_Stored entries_
____________

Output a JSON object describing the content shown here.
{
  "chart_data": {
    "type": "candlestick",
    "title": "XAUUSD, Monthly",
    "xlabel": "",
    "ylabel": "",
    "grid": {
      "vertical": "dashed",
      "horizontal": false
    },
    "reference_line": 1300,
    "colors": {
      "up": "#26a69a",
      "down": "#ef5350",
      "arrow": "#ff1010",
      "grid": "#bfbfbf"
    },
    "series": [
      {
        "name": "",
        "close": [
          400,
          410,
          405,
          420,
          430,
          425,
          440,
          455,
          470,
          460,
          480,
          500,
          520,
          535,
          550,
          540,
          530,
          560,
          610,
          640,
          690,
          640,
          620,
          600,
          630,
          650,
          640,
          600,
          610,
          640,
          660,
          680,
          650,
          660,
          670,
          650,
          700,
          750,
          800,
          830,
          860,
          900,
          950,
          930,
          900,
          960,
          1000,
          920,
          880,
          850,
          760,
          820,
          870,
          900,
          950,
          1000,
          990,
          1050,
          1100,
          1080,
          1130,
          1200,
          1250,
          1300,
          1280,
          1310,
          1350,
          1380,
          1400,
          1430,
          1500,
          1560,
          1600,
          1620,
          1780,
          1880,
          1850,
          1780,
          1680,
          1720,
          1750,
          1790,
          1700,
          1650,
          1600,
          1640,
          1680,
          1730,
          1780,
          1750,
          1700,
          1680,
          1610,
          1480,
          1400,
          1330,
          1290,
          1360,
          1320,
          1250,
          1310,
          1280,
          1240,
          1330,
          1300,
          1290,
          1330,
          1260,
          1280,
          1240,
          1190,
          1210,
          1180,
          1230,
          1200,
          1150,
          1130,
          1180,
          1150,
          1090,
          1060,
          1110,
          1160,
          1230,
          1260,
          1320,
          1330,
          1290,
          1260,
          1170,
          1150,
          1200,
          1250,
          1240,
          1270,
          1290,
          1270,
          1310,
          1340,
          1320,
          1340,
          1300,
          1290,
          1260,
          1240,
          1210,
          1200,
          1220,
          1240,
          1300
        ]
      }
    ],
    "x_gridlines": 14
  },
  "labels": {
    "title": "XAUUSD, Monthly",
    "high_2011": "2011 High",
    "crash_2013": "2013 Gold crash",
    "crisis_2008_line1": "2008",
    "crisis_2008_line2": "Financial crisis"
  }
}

____________

The records above are to be copied in full, exactly as written.

Output a JSON object describing the content shown here.
{
  "chart_data": {
    "type": "candlestick",
    "title": "XAUUSD, Monthly",
    "xlabel": "",
    "ylabel": "",
    "grid": {
      "vertical": "dashed",
      "horizontal": false
    },
    "reference_line": 1300,
    "colors": {
      "up": "#26a69a",
      "down": "#ef5350",
      "arrow": "#ff1010",
      "grid": "#bfbfbf"
    },
    "series": [
      {
        "name": "",
        "close": [
          400,
          410,
          405,
          420,
          430,
          425,
          440,
          455,
          470,
          460,
          480,
          500,
          520,
          535,
          550,
          540,
          530,
          560,
          610,
          640,
          690,
          640,
          620,
          600,
          630,
          650,
          640,
          600,
          610,
          640,
          660,
          680,
          650,
          660,
          670,
          650,
          700,
          750,
          800,
          830,
          860,
          900,
          950,
          930,
          900,
          960,
          1000,
          920,
          880,
          850,
          760,
          820,
          870,
          900,
          950,
          1000,
          990,
          1050,
          1100,
          1080,
          1130,
          1200,
          1250,
          1300,
          1280,
          1310,
          1350,
          1380,
          1400,
          1430,
          1500,
          1560,
          1600,
          1620,
          1780,
          1880,
          1850,
          1780,
          1680,
          1720,
          1750,
          1790,
          1700,
          1650,
          1600,
          1640,
          1680,
          1730,
          1780,
          1750,
          1700,
          1680,
          1610,
          1480,
          1400,
          1330,
          1290,
          1360,
          1320,
          1250,
          1310,
          1280,
          1240,
          1330,
          1300,
          1290,
          1330,
          1260,
          1280,
          1240,
          1190,
          1210,
          1180,
          1230,
          1200,
          1150,
          1130,
          1180,
          1150,
          1090,
          1060,
          1110,
          1160,
          1230,
          1260,
          1320,
          1330,
          1290,
          1260,
          1170,
          1150,
          1200,
          1250,
          1240,
          1270,
          1290,
          1270,
          1310,
          1340,
          1320,
          1340,
          1300,
          1290,
          1260,
          1240,
          1210,
          1200,
          1220,
          1240,
          1300
        ]
      }
    ],
    "x_gridlines": 14
  },
  "labels": {
    "title": "XAUUSD, Monthly",
    "high_2011": "2011 High",
    "crash_2013": "2013 Gold crash",
    "crisis_2008_line1": "2008",
    "crisis_2008_line2": "Financial crisis"
  }
}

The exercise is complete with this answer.